Determine the number of lines in these entries that hold the word "name". Give the number and nothing more.

★ ★ ★ ★

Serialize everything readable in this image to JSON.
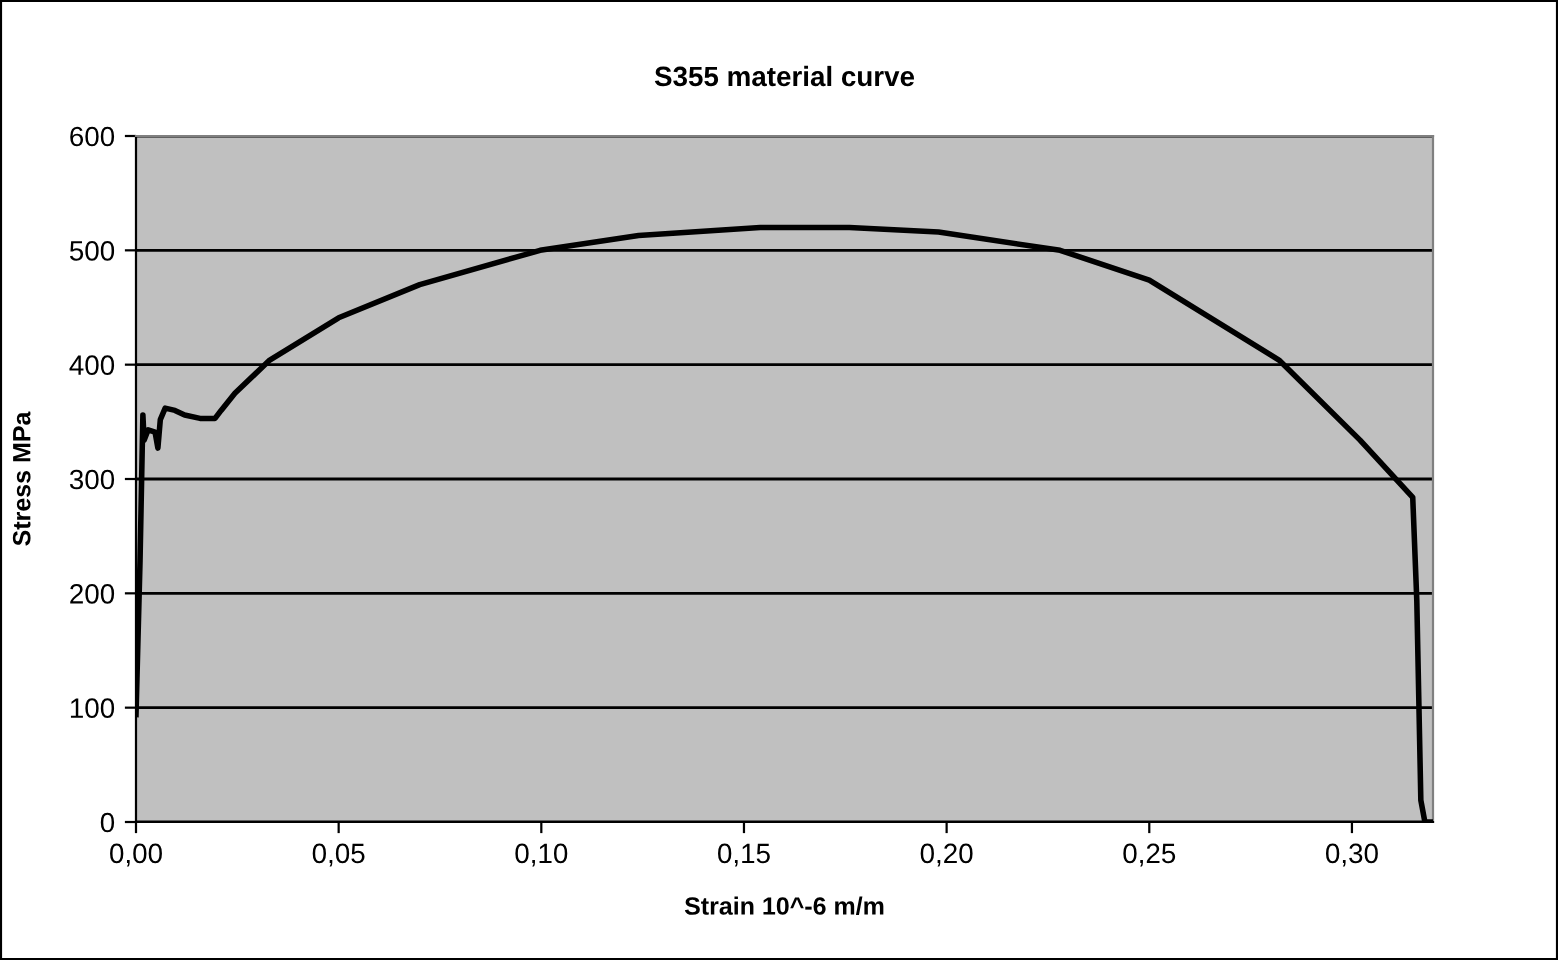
{
  "chart_data": {
    "type": "line",
    "title": "S355 material curve",
    "xlabel": "Strain 10^-6 m/m",
    "ylabel": "Stress MPa",
    "xlim": [
      0,
      0.32
    ],
    "xticks": [
      {
        "value": 0,
        "label": "0,00"
      },
      {
        "value": 0.05,
        "label": "0,05"
      },
      {
        "value": 0.1,
        "label": "0,10"
      },
      {
        "value": 0.15,
        "label": "0,15"
      },
      {
        "value": 0.2,
        "label": "0,20"
      },
      {
        "value": 0.25,
        "label": "0,25"
      },
      {
        "value": 0.3,
        "label": "0,30"
      }
    ],
    "ylim": [
      0,
      600
    ],
    "yticks": [
      0,
      100,
      200,
      300,
      400,
      500,
      600
    ],
    "grid": "y",
    "legend": false,
    "series": [
      {
        "color": "#000000",
        "x": [
          0,
          0.001,
          0.0017,
          0.002,
          0.003,
          0.0047,
          0.0054,
          0.006,
          0.0072,
          0.0096,
          0.012,
          0.0158,
          0.0195,
          0.021,
          0.0244,
          0.033,
          0.05,
          0.07,
          0.0997,
          0.124,
          0.154,
          0.176,
          0.198,
          0.228,
          0.25,
          0.282,
          0.302,
          0.315,
          0.316,
          0.317,
          0.318,
          0.32
        ],
        "values": [
          94,
          229,
          356,
          334,
          343,
          341,
          327,
          352,
          362,
          360,
          356,
          353,
          353,
          360,
          375,
          404,
          441,
          470,
          500,
          513,
          520,
          520,
          516,
          500,
          474,
          404,
          334,
          284,
          194,
          19,
          0,
          0
        ]
      }
    ]
  }
}
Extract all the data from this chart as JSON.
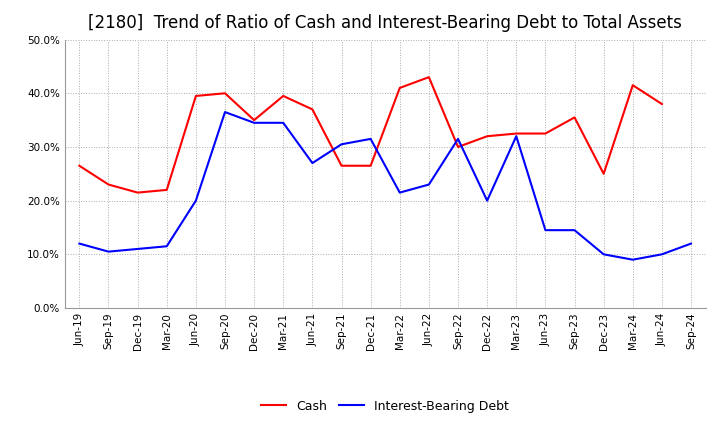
{
  "title": "[2180]  Trend of Ratio of Cash and Interest-Bearing Debt to Total Assets",
  "x_labels": [
    "Jun-19",
    "Sep-19",
    "Dec-19",
    "Mar-20",
    "Jun-20",
    "Sep-20",
    "Dec-20",
    "Mar-21",
    "Jun-21",
    "Sep-21",
    "Dec-21",
    "Mar-22",
    "Jun-22",
    "Sep-22",
    "Dec-22",
    "Mar-23",
    "Jun-23",
    "Sep-23",
    "Dec-23",
    "Mar-24",
    "Jun-24",
    "Sep-24"
  ],
  "cash": [
    26.5,
    23.0,
    21.5,
    22.0,
    39.5,
    40.0,
    35.0,
    39.5,
    37.0,
    26.5,
    26.5,
    41.0,
    43.0,
    30.0,
    32.0,
    32.5,
    32.5,
    35.5,
    25.0,
    41.5,
    38.0,
    null
  ],
  "debt": [
    12.0,
    10.5,
    11.0,
    11.5,
    20.0,
    36.5,
    34.5,
    34.5,
    27.0,
    30.5,
    31.5,
    21.5,
    23.0,
    31.5,
    20.0,
    32.0,
    14.5,
    14.5,
    10.0,
    9.0,
    10.0,
    12.0
  ],
  "cash_color": "#ff0000",
  "debt_color": "#0000ff",
  "bg_color": "#ffffff",
  "grid_color": "#aaaaaa",
  "ylim": [
    0,
    50
  ],
  "yticks": [
    0,
    10,
    20,
    30,
    40,
    50
  ],
  "title_fontsize": 12,
  "tick_fontsize": 7.5,
  "legend_labels": [
    "Cash",
    "Interest-Bearing Debt"
  ]
}
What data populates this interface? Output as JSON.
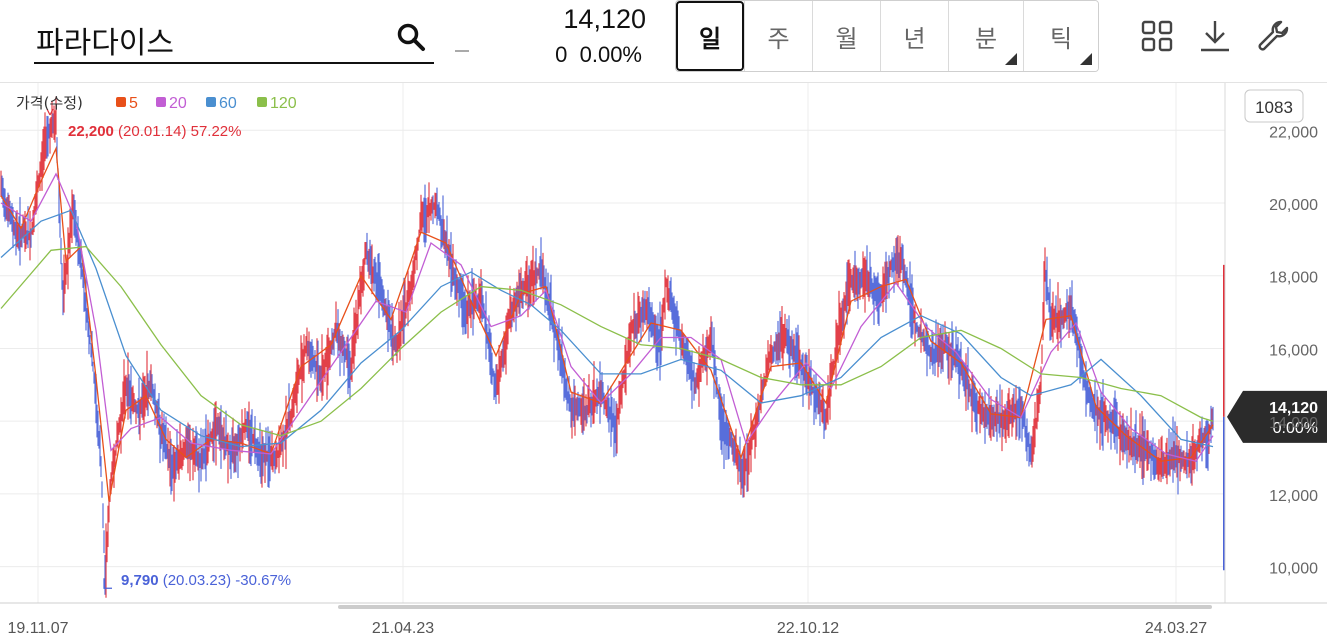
{
  "stock": {
    "name": "파라다이스",
    "price": "14,120",
    "change": "0",
    "change_pct": "0.00%"
  },
  "tabs": [
    {
      "label": "일",
      "active": true,
      "has_menu": false
    },
    {
      "label": "주",
      "active": false,
      "has_menu": false
    },
    {
      "label": "월",
      "active": false,
      "has_menu": false
    },
    {
      "label": "년",
      "active": false,
      "has_menu": false
    },
    {
      "label": "분",
      "active": false,
      "has_menu": true
    },
    {
      "label": "틱",
      "active": false,
      "has_menu": true
    }
  ],
  "toolbar": {
    "icons": [
      "grid-icon",
      "download-icon",
      "wrench-icon"
    ]
  },
  "colors": {
    "up": "#e0303a",
    "down": "#4a62d8",
    "ma5": "#e8501a",
    "ma20": "#c25ed4",
    "ma60": "#4a8fd0",
    "ma120": "#8bbf4a"
  },
  "chart_data": {
    "type": "line",
    "legend": {
      "title": "가격(수정)",
      "items": [
        "5",
        "20",
        "60",
        "120"
      ],
      "placement": "top-left"
    },
    "count_badge": "1083",
    "x_ticks": [
      "19.11.07",
      "21.04.23",
      "22.10.12",
      "24.03.27"
    ],
    "y_ticks": [
      "22,000",
      "20,000",
      "18,000",
      "16,000",
      "14,000",
      "12,000",
      "10,000"
    ],
    "ylim": [
      9000,
      23300
    ],
    "grid": true,
    "current_price": {
      "label": "14,120",
      "pct": "0.00%",
      "value": 14120
    },
    "high": {
      "price": "22,200",
      "date": "(20.01.14)",
      "pct": "57.22%",
      "value": 22200
    },
    "low": {
      "price": "9,790",
      "date": "(20.03.23)",
      "pct": "-30.67%",
      "value": 9790
    },
    "series": [
      {
        "name": "가격(수정)",
        "points": [
          [
            0,
            20400
          ],
          [
            15,
            19200
          ],
          [
            30,
            19100
          ],
          [
            45,
            21900
          ],
          [
            55,
            22200
          ],
          [
            62,
            17300
          ],
          [
            72,
            19800
          ],
          [
            80,
            18400
          ],
          [
            92,
            15500
          ],
          [
            100,
            12800
          ],
          [
            104,
            9790
          ],
          [
            110,
            12400
          ],
          [
            125,
            15000
          ],
          [
            138,
            14200
          ],
          [
            150,
            15100
          ],
          [
            160,
            13700
          ],
          [
            172,
            12700
          ],
          [
            185,
            13300
          ],
          [
            200,
            12900
          ],
          [
            215,
            13900
          ],
          [
            230,
            13100
          ],
          [
            245,
            13900
          ],
          [
            260,
            13100
          ],
          [
            275,
            12900
          ],
          [
            290,
            14200
          ],
          [
            305,
            16100
          ],
          [
            320,
            15200
          ],
          [
            335,
            16500
          ],
          [
            350,
            15500
          ],
          [
            365,
            18700
          ],
          [
            380,
            17500
          ],
          [
            395,
            16000
          ],
          [
            410,
            17700
          ],
          [
            420,
            19500
          ],
          [
            435,
            20000
          ],
          [
            450,
            18300
          ],
          [
            465,
            17000
          ],
          [
            480,
            17500
          ],
          [
            495,
            14800
          ],
          [
            510,
            17000
          ],
          [
            525,
            17700
          ],
          [
            540,
            18200
          ],
          [
            555,
            16400
          ],
          [
            570,
            14300
          ],
          [
            585,
            14300
          ],
          [
            600,
            14800
          ],
          [
            615,
            13800
          ],
          [
            630,
            16500
          ],
          [
            645,
            17100
          ],
          [
            660,
            16100
          ],
          [
            665,
            17800
          ],
          [
            680,
            16200
          ],
          [
            695,
            15000
          ],
          [
            710,
            16400
          ],
          [
            720,
            14000
          ],
          [
            730,
            13400
          ],
          [
            742,
            12500
          ],
          [
            755,
            14000
          ],
          [
            770,
            15900
          ],
          [
            785,
            16300
          ],
          [
            800,
            15500
          ],
          [
            815,
            14700
          ],
          [
            825,
            14100
          ],
          [
            838,
            16500
          ],
          [
            850,
            17900
          ],
          [
            865,
            17900
          ],
          [
            880,
            17400
          ],
          [
            890,
            18300
          ],
          [
            900,
            18500
          ],
          [
            915,
            16600
          ],
          [
            930,
            15800
          ],
          [
            945,
            16100
          ],
          [
            960,
            15500
          ],
          [
            975,
            14400
          ],
          [
            990,
            14100
          ],
          [
            1005,
            14000
          ],
          [
            1020,
            14400
          ],
          [
            1030,
            13000
          ],
          [
            1040,
            15000
          ],
          [
            1044,
            18200
          ],
          [
            1050,
            16800
          ],
          [
            1060,
            16800
          ],
          [
            1070,
            17100
          ],
          [
            1080,
            15600
          ],
          [
            1090,
            14500
          ],
          [
            1100,
            14200
          ],
          [
            1115,
            13800
          ],
          [
            1130,
            13400
          ],
          [
            1145,
            13300
          ],
          [
            1160,
            12700
          ],
          [
            1175,
            13100
          ],
          [
            1190,
            12800
          ],
          [
            1200,
            13500
          ],
          [
            1208,
            13600
          ],
          [
            1212,
            14120
          ]
        ]
      },
      {
        "name": "5",
        "points": [
          [
            0,
            20200
          ],
          [
            20,
            19300
          ],
          [
            40,
            20600
          ],
          [
            55,
            21500
          ],
          [
            65,
            18400
          ],
          [
            80,
            18800
          ],
          [
            95,
            15200
          ],
          [
            108,
            11800
          ],
          [
            125,
            14300
          ],
          [
            145,
            14700
          ],
          [
            165,
            13500
          ],
          [
            185,
            13000
          ],
          [
            210,
            13500
          ],
          [
            240,
            13400
          ],
          [
            270,
            13100
          ],
          [
            300,
            15500
          ],
          [
            330,
            16100
          ],
          [
            360,
            18000
          ],
          [
            390,
            16800
          ],
          [
            420,
            19200
          ],
          [
            445,
            18900
          ],
          [
            470,
            17300
          ],
          [
            495,
            15800
          ],
          [
            520,
            17500
          ],
          [
            545,
            17700
          ],
          [
            570,
            14800
          ],
          [
            600,
            14500
          ],
          [
            625,
            15600
          ],
          [
            650,
            16700
          ],
          [
            680,
            16500
          ],
          [
            710,
            15400
          ],
          [
            740,
            13000
          ],
          [
            770,
            15500
          ],
          [
            800,
            15600
          ],
          [
            825,
            14500
          ],
          [
            850,
            17300
          ],
          [
            880,
            17700
          ],
          [
            905,
            17900
          ],
          [
            930,
            16200
          ],
          [
            960,
            15600
          ],
          [
            990,
            14200
          ],
          [
            1020,
            14100
          ],
          [
            1045,
            16800
          ],
          [
            1070,
            16900
          ],
          [
            1095,
            14400
          ],
          [
            1125,
            13600
          ],
          [
            1160,
            12900
          ],
          [
            1190,
            13000
          ],
          [
            1212,
            13900
          ]
        ]
      },
      {
        "name": "20",
        "points": [
          [
            0,
            20000
          ],
          [
            30,
            19500
          ],
          [
            55,
            20800
          ],
          [
            75,
            19500
          ],
          [
            95,
            16500
          ],
          [
            110,
            13200
          ],
          [
            130,
            13800
          ],
          [
            160,
            14100
          ],
          [
            190,
            13400
          ],
          [
            230,
            13200
          ],
          [
            270,
            13100
          ],
          [
            300,
            14300
          ],
          [
            340,
            15900
          ],
          [
            375,
            17300
          ],
          [
            405,
            17000
          ],
          [
            430,
            18900
          ],
          [
            460,
            18300
          ],
          [
            490,
            16600
          ],
          [
            520,
            16900
          ],
          [
            545,
            17600
          ],
          [
            570,
            15500
          ],
          [
            600,
            14500
          ],
          [
            630,
            15300
          ],
          [
            660,
            16300
          ],
          [
            690,
            16300
          ],
          [
            720,
            15700
          ],
          [
            745,
            13400
          ],
          [
            775,
            14600
          ],
          [
            805,
            15600
          ],
          [
            830,
            14900
          ],
          [
            860,
            16600
          ],
          [
            895,
            17800
          ],
          [
            925,
            16600
          ],
          [
            955,
            15900
          ],
          [
            990,
            14600
          ],
          [
            1020,
            14100
          ],
          [
            1050,
            15900
          ],
          [
            1075,
            16700
          ],
          [
            1100,
            14800
          ],
          [
            1130,
            13800
          ],
          [
            1165,
            13100
          ],
          [
            1195,
            12900
          ],
          [
            1212,
            13600
          ]
        ]
      },
      {
        "name": "60",
        "points": [
          [
            0,
            18500
          ],
          [
            40,
            19500
          ],
          [
            70,
            19800
          ],
          [
            95,
            18200
          ],
          [
            125,
            15800
          ],
          [
            160,
            14300
          ],
          [
            200,
            13600
          ],
          [
            240,
            13300
          ],
          [
            280,
            13400
          ],
          [
            320,
            14300
          ],
          [
            360,
            15600
          ],
          [
            400,
            16500
          ],
          [
            440,
            17700
          ],
          [
            470,
            18100
          ],
          [
            500,
            17600
          ],
          [
            530,
            17200
          ],
          [
            560,
            16500
          ],
          [
            600,
            15300
          ],
          [
            640,
            15300
          ],
          [
            680,
            15700
          ],
          [
            720,
            15400
          ],
          [
            760,
            14500
          ],
          [
            800,
            14700
          ],
          [
            840,
            15200
          ],
          [
            880,
            16300
          ],
          [
            920,
            16900
          ],
          [
            960,
            16400
          ],
          [
            1000,
            15200
          ],
          [
            1030,
            14700
          ],
          [
            1070,
            15000
          ],
          [
            1100,
            15700
          ],
          [
            1140,
            14700
          ],
          [
            1180,
            13500
          ],
          [
            1212,
            13300
          ]
        ]
      },
      {
        "name": "120",
        "points": [
          [
            0,
            17100
          ],
          [
            50,
            18700
          ],
          [
            85,
            18800
          ],
          [
            120,
            17700
          ],
          [
            160,
            16100
          ],
          [
            200,
            14700
          ],
          [
            240,
            13900
          ],
          [
            280,
            13600
          ],
          [
            320,
            14000
          ],
          [
            360,
            14900
          ],
          [
            400,
            16000
          ],
          [
            440,
            17000
          ],
          [
            480,
            17700
          ],
          [
            520,
            17600
          ],
          [
            560,
            17200
          ],
          [
            600,
            16600
          ],
          [
            640,
            16100
          ],
          [
            680,
            16000
          ],
          [
            720,
            15700
          ],
          [
            760,
            15200
          ],
          [
            800,
            15000
          ],
          [
            840,
            15000
          ],
          [
            880,
            15500
          ],
          [
            920,
            16300
          ],
          [
            960,
            16500
          ],
          [
            1000,
            16000
          ],
          [
            1040,
            15300
          ],
          [
            1080,
            15200
          ],
          [
            1120,
            14900
          ],
          [
            1160,
            14700
          ],
          [
            1200,
            14100
          ],
          [
            1212,
            14000
          ]
        ]
      }
    ]
  }
}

★ ★ ★ ★

ANSWER TO THIS TASK: 6